• **Given exercise**
What is the number of lines containing the word "Sausage"? Please answer with that number and nothing more.

[Extracted records]
** BEGIN **
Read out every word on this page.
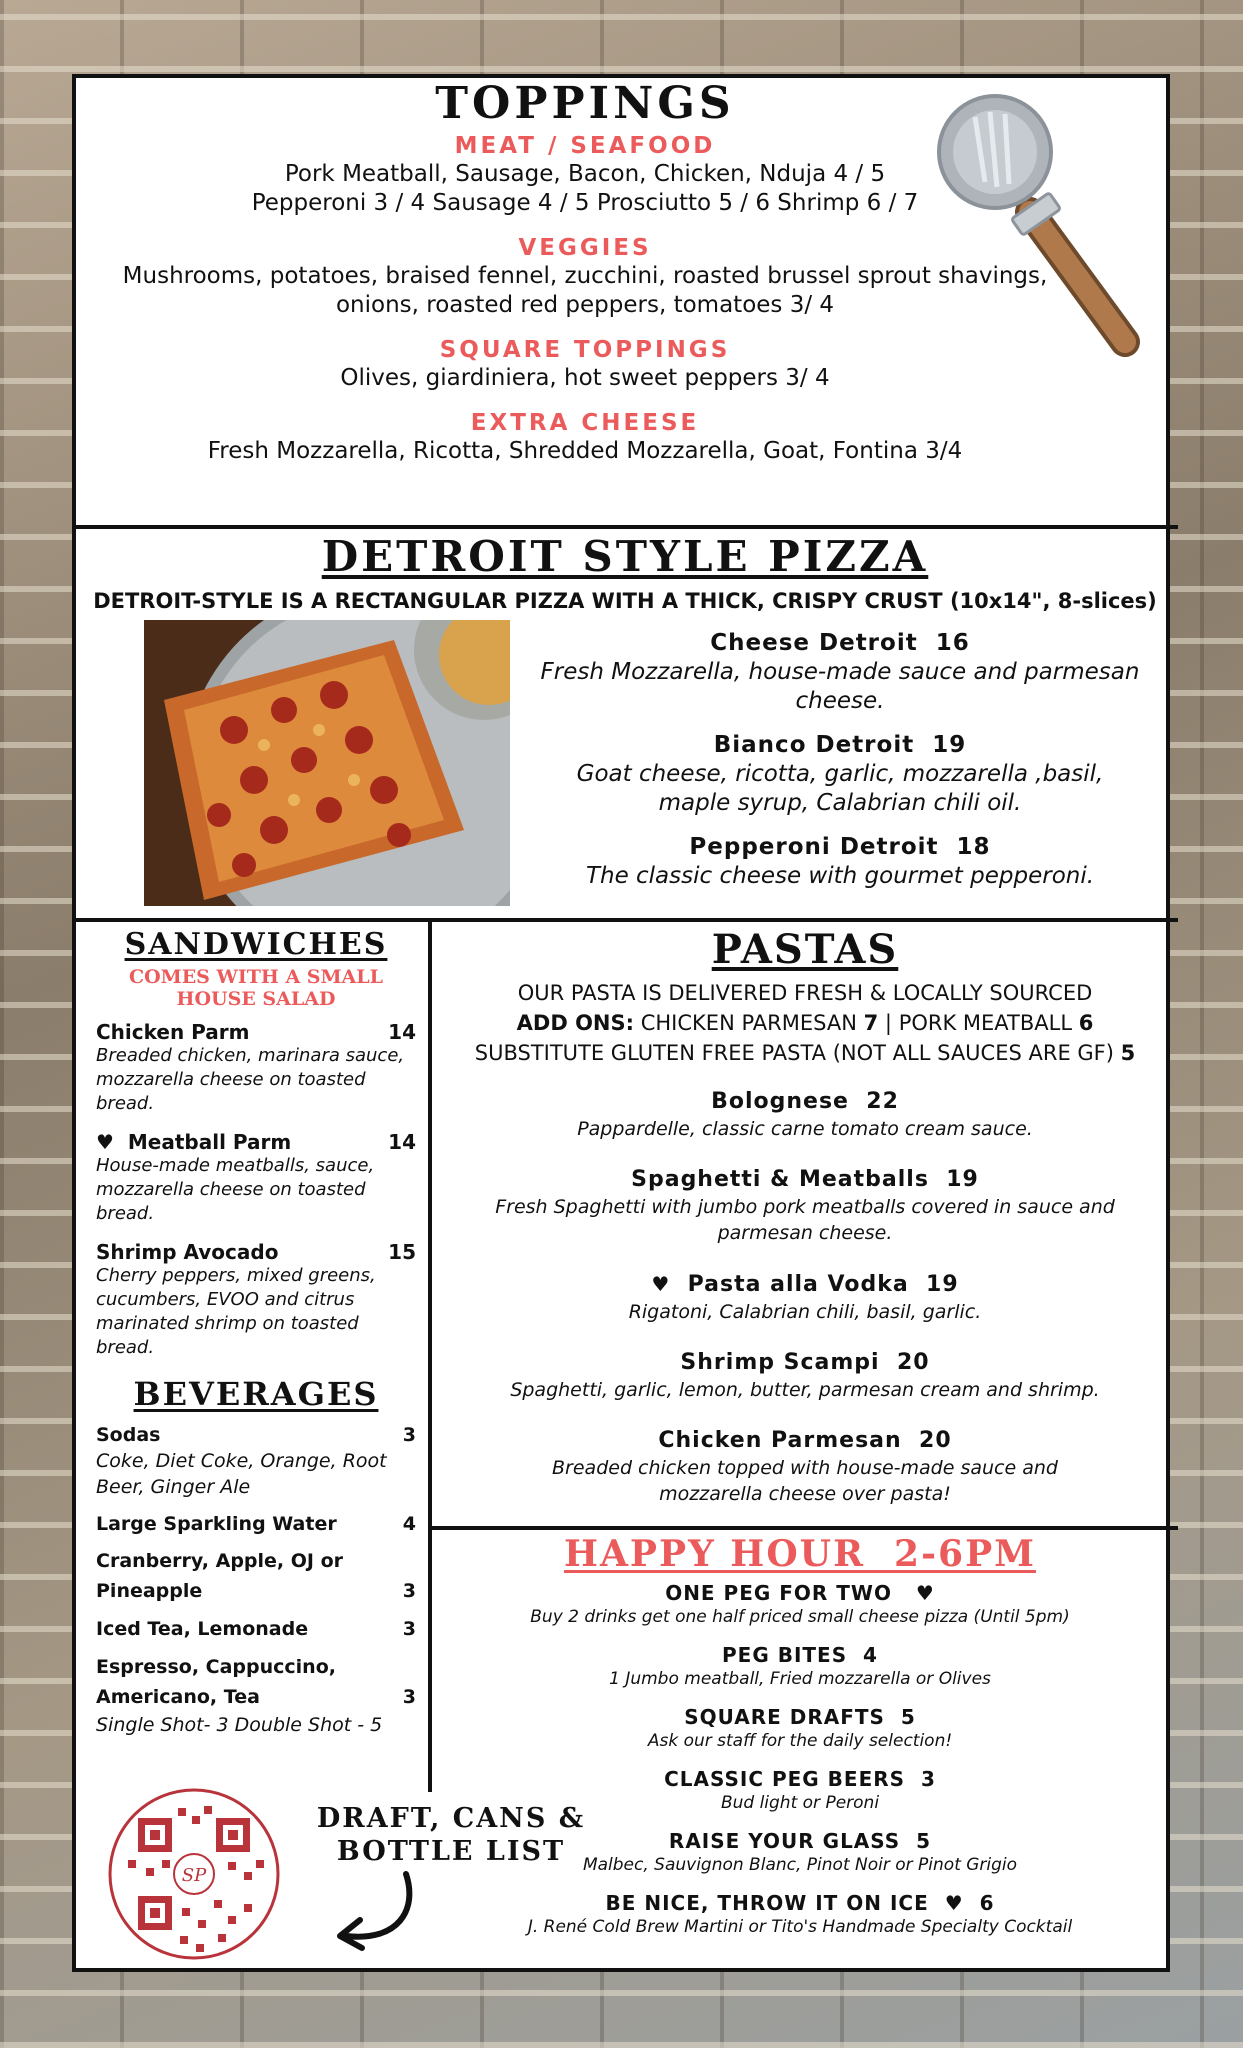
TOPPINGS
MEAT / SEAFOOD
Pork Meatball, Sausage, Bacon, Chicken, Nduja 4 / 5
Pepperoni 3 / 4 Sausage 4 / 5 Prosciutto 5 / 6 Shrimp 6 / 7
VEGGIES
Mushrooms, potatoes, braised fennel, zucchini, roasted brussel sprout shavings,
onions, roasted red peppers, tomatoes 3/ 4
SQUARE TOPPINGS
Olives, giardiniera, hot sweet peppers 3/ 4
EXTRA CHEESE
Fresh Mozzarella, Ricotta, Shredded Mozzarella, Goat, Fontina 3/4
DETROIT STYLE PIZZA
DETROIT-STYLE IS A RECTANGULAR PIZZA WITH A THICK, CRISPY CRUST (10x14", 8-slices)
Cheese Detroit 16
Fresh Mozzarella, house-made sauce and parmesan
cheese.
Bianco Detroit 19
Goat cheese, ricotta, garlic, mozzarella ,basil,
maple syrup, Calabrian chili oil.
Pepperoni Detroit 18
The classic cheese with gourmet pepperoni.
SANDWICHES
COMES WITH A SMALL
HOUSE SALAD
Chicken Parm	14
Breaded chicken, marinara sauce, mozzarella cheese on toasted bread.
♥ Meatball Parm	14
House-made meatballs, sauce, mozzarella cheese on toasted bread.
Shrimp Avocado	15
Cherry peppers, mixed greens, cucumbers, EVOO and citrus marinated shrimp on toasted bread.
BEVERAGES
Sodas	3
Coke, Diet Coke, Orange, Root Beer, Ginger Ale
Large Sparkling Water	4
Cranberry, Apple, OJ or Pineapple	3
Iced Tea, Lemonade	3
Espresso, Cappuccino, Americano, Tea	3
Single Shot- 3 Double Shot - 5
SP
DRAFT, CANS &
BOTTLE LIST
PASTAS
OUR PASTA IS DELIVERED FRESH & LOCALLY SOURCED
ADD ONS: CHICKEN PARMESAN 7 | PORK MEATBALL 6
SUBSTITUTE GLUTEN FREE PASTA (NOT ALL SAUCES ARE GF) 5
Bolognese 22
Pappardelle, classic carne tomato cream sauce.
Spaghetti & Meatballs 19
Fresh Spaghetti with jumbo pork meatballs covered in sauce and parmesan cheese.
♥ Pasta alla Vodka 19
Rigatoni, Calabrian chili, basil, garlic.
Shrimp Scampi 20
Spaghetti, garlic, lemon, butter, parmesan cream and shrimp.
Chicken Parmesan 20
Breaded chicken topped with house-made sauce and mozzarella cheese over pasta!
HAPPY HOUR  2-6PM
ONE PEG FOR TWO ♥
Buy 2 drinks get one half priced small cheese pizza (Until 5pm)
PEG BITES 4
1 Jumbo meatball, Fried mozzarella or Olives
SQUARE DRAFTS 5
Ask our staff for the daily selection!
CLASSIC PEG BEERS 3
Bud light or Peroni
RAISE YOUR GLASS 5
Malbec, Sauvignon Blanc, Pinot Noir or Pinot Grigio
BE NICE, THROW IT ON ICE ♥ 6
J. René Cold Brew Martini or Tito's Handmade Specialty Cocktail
** END **
• **The result**
2